▶ EXERCISE DETAILS: In the records that follow, show each line where the word "其设计强度应高于衰减后的爆燃压力最大值" is present.

╭──

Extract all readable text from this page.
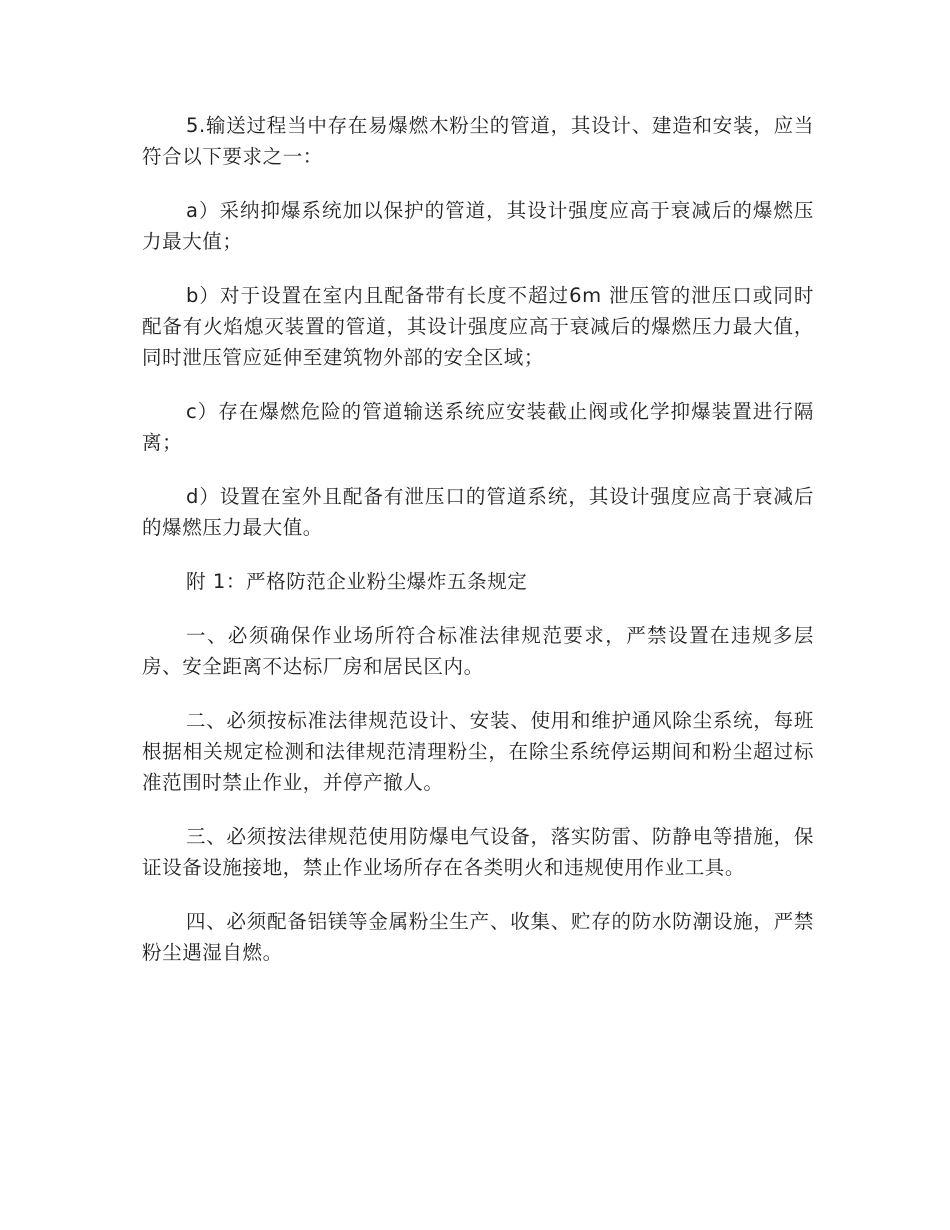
5.输送过程当中存在易爆燃木粉尘的管道，其设计、建造和安装，应当符合以下要求之一：

a）采纳抑爆系统加以保护的管道，其设计强度应高于衰减后的爆燃压力最大值；

b）对于设置在室内且配备带有长度不超过6m 泄压管的泄压口或同时配备有火焰熄灭装置的管道，其设计强度应高于衰减后的爆燃压力最大值，同时泄压管应延伸至建筑物外部的安全区域；

c）存在爆燃危险的管道输送系统应安装截止阀或化学抑爆装置进行隔离；

d）设置在室外且配备有泄压口的管道系统，其设计强度应高于衰减后的爆燃压力最大值。

附 1：严格防范企业粉尘爆炸五条规定

一、必须确保作业场所符合标准法律规范要求，严禁设置在违规多层房、安全距离不达标厂房和居民区内。

二、必须按标准法律规范设计、安装、使用和维护通风除尘系统，每班根据相关规定检测和法律规范清理粉尘，在除尘系统停运期间和粉尘超过标准范围时禁止作业，并停产撤人。

三、必须按法律规范使用防爆电气设备，落实防雷、防静电等措施，保证设备设施接地，禁止作业场所存在各类明火和违规使用作业工具。

四、必须配备铝镁等金属粉尘生产、收集、贮存的防水防潮设施，严禁粉尘遇湿自燃。
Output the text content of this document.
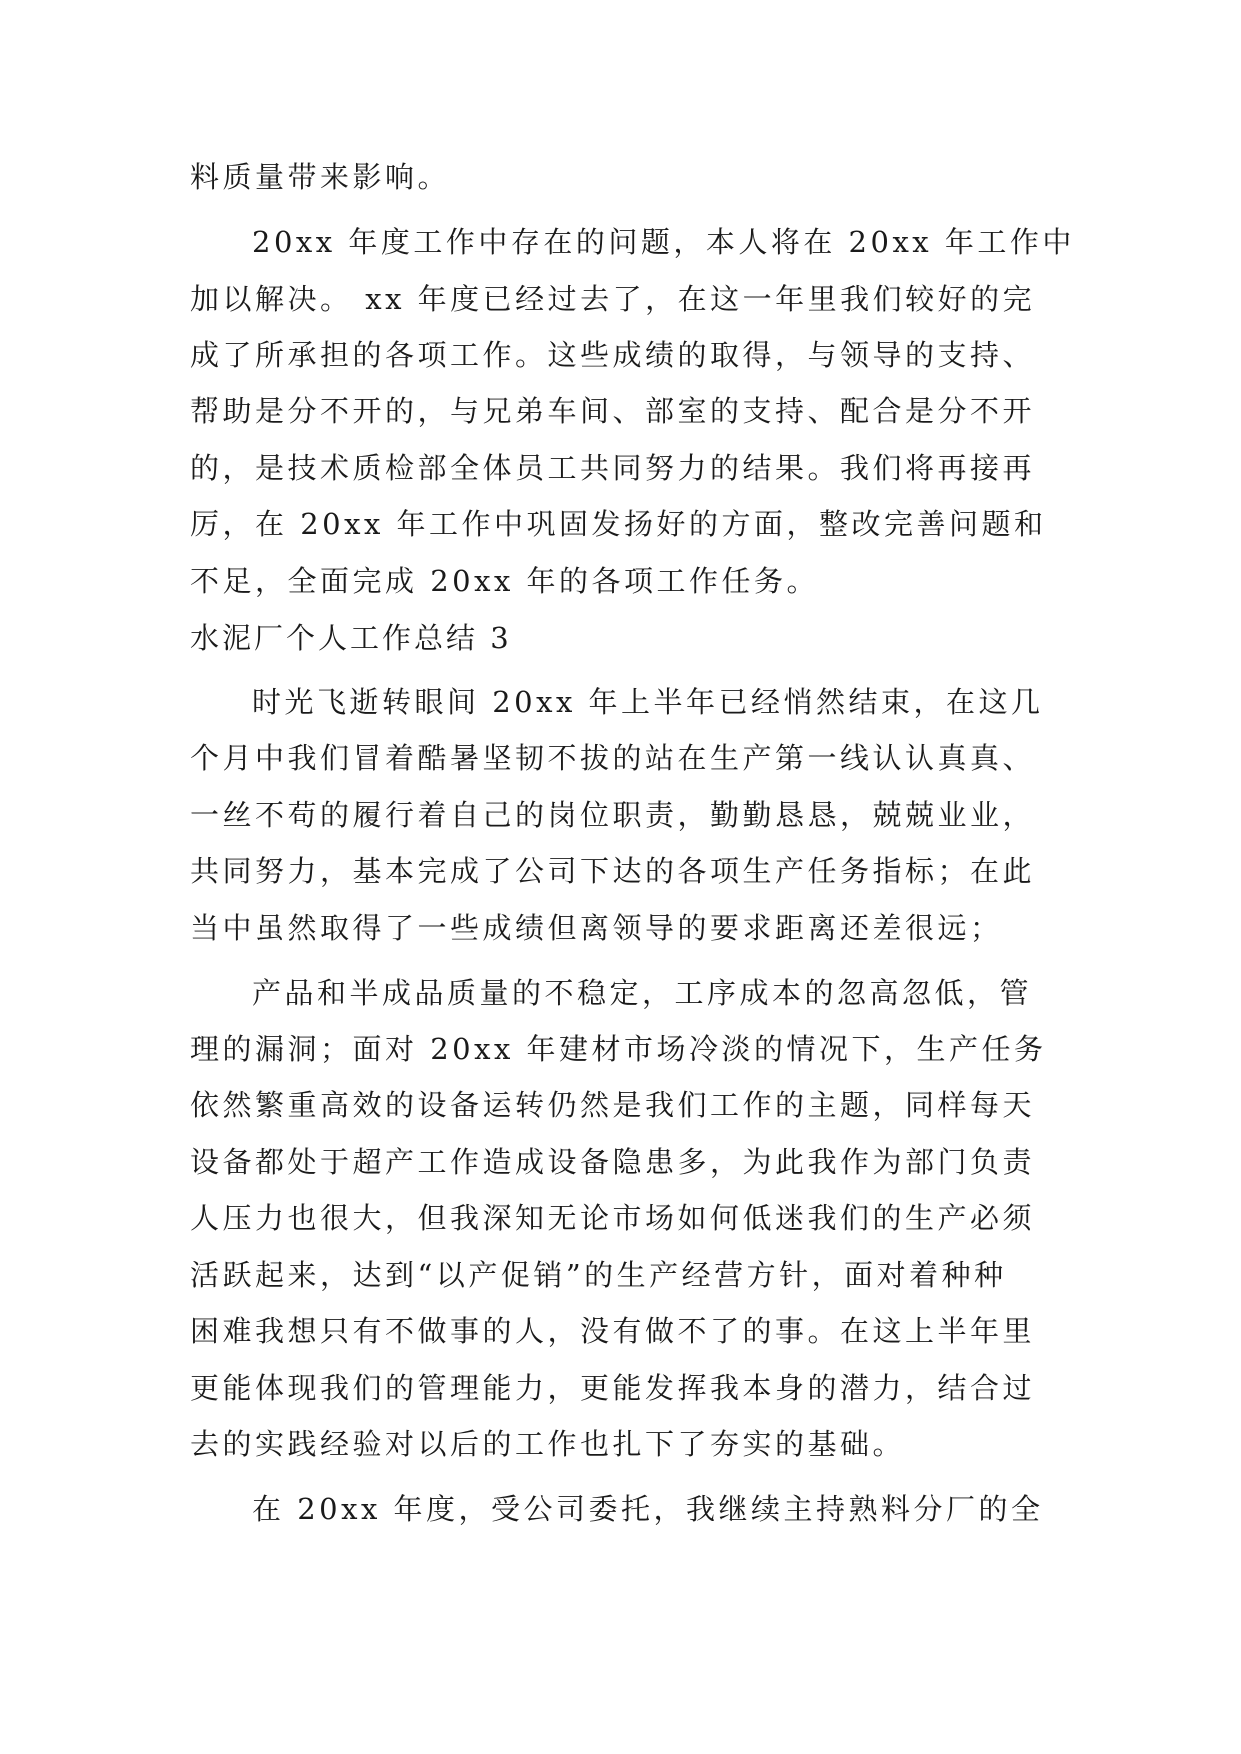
料质量带来影响。
20xx 年度工作中存在的问题，本人将在 20xx 年工作中
加以解决。 xx 年度已经过去了，在这一年里我们较好的完
成了所承担的各项工作。这些成绩的取得，与领导的支持、
帮助是分不开的，与兄弟车间、部室的支持、配合是分不开
的，是技术质检部全体员工共同努力的结果。我们将再接再
厉，在 20xx 年工作中巩固发扬好的方面，整改完善问题和
不足，全面完成 20xx 年的各项工作任务。
水泥厂个人工作总结 3
时光飞逝转眼间 20xx 年上半年已经悄然结束，在这几
个月中我们冒着酷暑坚韧不拔的站在生产第一线认认真真、
一丝不苟的履行着自己的岗位职责，勤勤恳恳，兢兢业业，
共同努力，基本完成了公司下达的各项生产任务指标；在此
当中虽然取得了一些成绩但离领导的要求距离还差很远；
产品和半成品质量的不稳定，工序成本的忽高忽低，管
理的漏洞；面对 20xx 年建材市场冷淡的情况下，生产任务
依然繁重高效的设备运转仍然是我们工作的主题，同样每天
设备都处于超产工作造成设备隐患多，为此我作为部门负责
人压力也很大，但我深知无论市场如何低迷我们的生产必须
活跃起来，达到“以产促销”的生产经营方针，面对着种种
困难我想只有不做事的人，没有做不了的事。在这上半年里
更能体现我们的管理能力，更能发挥我本身的潜力，结合过
去的实践经验对以后的工作也扎下了夯实的基础。
在 20xx 年度，受公司委托，我继续主持熟料分厂的全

╰──

▶ SOLUTION:
a）采纳抑爆系统加以保护的管道，其设计强度应高于衰减后的爆燃压力最大值；
b）对于设置在室内且配备带有长度不超过6m 泄压管的泄压口或同时配备有火焰熄灭装置的管道，其设计强度应高于衰减后的爆燃压力最大值，同时泄压管应延伸至建筑物外部的安全区域；
d）设置在室外且配备有泄压口的管道系统，其设计强度应高于衰减后的爆燃压力最大值。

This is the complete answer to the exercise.